*TASK INSTRUCTIONS:* Take all the material and copy it exactly.

*EXCERPTED RECORDS:*

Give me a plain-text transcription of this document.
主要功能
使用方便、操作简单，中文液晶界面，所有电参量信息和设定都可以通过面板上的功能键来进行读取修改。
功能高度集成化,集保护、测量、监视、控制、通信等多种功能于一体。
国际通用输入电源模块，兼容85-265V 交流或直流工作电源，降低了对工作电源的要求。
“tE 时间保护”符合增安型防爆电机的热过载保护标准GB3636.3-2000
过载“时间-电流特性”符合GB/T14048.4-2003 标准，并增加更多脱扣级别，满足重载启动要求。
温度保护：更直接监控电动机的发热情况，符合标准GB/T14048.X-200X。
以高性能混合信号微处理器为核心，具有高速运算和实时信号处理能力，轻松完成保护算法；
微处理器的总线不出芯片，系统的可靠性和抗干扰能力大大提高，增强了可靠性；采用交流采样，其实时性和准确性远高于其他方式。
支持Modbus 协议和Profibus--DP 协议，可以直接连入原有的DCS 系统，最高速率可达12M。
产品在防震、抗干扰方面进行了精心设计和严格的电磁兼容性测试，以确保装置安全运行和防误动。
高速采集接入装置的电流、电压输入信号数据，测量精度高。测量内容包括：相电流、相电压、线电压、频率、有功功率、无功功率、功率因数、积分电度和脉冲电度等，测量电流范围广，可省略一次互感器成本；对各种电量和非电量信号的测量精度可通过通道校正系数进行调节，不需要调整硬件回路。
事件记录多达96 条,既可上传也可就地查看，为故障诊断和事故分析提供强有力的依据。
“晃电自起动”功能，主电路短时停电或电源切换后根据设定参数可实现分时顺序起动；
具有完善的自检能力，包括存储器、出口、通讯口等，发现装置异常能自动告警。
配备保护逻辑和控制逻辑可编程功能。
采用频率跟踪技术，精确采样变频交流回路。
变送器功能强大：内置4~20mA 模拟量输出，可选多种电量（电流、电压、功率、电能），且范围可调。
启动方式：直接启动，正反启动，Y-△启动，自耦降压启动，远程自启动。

*SOLUTION TO THE EXERCISE:*
Give me a plain-text transcription of this document.
主要功能
使用方便、操作简单，中文液晶界面，所有电参量信息和设定都可以通过面板上的功能键来进行读取修改。
功能高度集成化,集保护、测量、监视、控制、通信等多种功能于一体。
国际通用输入电源模块，兼容85-265V 交流或直流工作电源，降低了对工作电源的要求。
“tE 时间保护”符合增安型防爆电机的热过载保护标准GB3636.3-2000
过载“时间-电流特性”符合GB/T14048.4-2003 标准，并增加更多脱扣级别，满足重载启动要求。
温度保护：更直接监控电动机的发热情况，符合标准GB/T14048.X-200X。
以高性能混合信号微处理器为核心，具有高速运算和实时信号处理能力，轻松完成保护算法；
微处理器的总线不出芯片，系统的可靠性和抗干扰能力大大提高，增强了可靠性；采用交流采样，其实时性和准确性远高于其他方式。
支持Modbus 协议和Profibus--DP 协议，可以直接连入原有的DCS 系统，最高速率可达12M。
产品在防震、抗干扰方面进行了精心设计和严格的电磁兼容性测试，以确保装置安全运行和防误动。
高速采集接入装置的电流、电压输入信号数据，测量精度高。测量内容包括：相电流、相电压、线电压、频率、有功功率、无功功率、功率因数、积分电度和脉冲电度等，测量电流范围广，可省略一次互感器成本；对各种电量和非电量信号的测量精度可通过通道校正系数进行调节，不需要调整硬件回路。
事件记录多达96 条,既可上传也可就地查看，为故障诊断和事故分析提供强有力的依据。
“晃电自起动”功能，主电路短时停电或电源切换后根据设定参数可实现分时顺序起动；
具有完善的自检能力，包括存储器、出口、通讯口等，发现装置异常能自动告警。
配备保护逻辑和控制逻辑可编程功能。
采用频率跟踪技术，精确采样变频交流回路。
变送器功能强大：内置4~20mA 模拟量输出，可选多种电量（电流、电压、功率、电能），且范围可调。
启动方式：直接启动，正反启动，Y-△启动，自耦降压启动，远程自启动。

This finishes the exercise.